*The exercise*: Copy every line of the listing exactly.

*Records*:

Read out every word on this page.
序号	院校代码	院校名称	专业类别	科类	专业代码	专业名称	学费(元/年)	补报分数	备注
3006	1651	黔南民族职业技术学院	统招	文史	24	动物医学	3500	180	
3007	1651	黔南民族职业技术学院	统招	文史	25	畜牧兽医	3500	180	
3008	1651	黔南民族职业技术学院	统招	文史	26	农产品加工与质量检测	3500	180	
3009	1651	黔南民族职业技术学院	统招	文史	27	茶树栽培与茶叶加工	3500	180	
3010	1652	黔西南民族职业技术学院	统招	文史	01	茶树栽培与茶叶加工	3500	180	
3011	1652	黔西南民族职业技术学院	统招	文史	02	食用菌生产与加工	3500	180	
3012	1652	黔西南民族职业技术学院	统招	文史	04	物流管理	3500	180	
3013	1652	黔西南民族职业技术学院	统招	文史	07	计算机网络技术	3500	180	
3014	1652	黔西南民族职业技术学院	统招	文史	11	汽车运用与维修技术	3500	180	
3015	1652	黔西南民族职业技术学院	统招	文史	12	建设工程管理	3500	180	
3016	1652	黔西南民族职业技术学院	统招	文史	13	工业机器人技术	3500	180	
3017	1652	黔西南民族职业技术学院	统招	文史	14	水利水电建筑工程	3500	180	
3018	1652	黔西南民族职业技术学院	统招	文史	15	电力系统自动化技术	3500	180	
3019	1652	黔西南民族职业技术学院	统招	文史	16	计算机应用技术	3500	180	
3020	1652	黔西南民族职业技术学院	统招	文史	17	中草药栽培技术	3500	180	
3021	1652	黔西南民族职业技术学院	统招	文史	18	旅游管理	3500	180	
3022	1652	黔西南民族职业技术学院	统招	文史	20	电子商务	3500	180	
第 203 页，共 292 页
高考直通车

*Result of this task*:
Read out every word on this page.
序号	院校代码	院校名称	专业类别	科类	专业代码	专业名称	学费(元/年)	补报分数	备注
3006	1651	黔南民族职业技术学院	统招	文史	24	动物医学	3500	180	
3007	1651	黔南民族职业技术学院	统招	文史	25	畜牧兽医	3500	180	
3008	1651	黔南民族职业技术学院	统招	文史	26	农产品加工与质量检测	3500	180	
3009	1651	黔南民族职业技术学院	统招	文史	27	茶树栽培与茶叶加工	3500	180	
3010	1652	黔西南民族职业技术学院	统招	文史	01	茶树栽培与茶叶加工	3500	180	
3011	1652	黔西南民族职业技术学院	统招	文史	02	食用菌生产与加工	3500	180	
3012	1652	黔西南民族职业技术学院	统招	文史	04	物流管理	3500	180	
3013	1652	黔西南民族职业技术学院	统招	文史	07	计算机网络技术	3500	180	
3014	1652	黔西南民族职业技术学院	统招	文史	11	汽车运用与维修技术	3500	180	
3015	1652	黔西南民族职业技术学院	统招	文史	12	建设工程管理	3500	180	
3016	1652	黔西南民族职业技术学院	统招	文史	13	工业机器人技术	3500	180	
3017	1652	黔西南民族职业技术学院	统招	文史	14	水利水电建筑工程	3500	180	
3018	1652	黔西南民族职业技术学院	统招	文史	15	电力系统自动化技术	3500	180	
3019	1652	黔西南民族职业技术学院	统招	文史	16	计算机应用技术	3500	180	
3020	1652	黔西南民族职业技术学院	统招	文史	17	中草药栽培技术	3500	180	
3021	1652	黔西南民族职业技术学院	统招	文史	18	旅游管理	3500	180	
3022	1652	黔西南民族职业技术学院	统招	文史	20	电子商务	3500	180	
第 203 页，共 292 页
高考直通车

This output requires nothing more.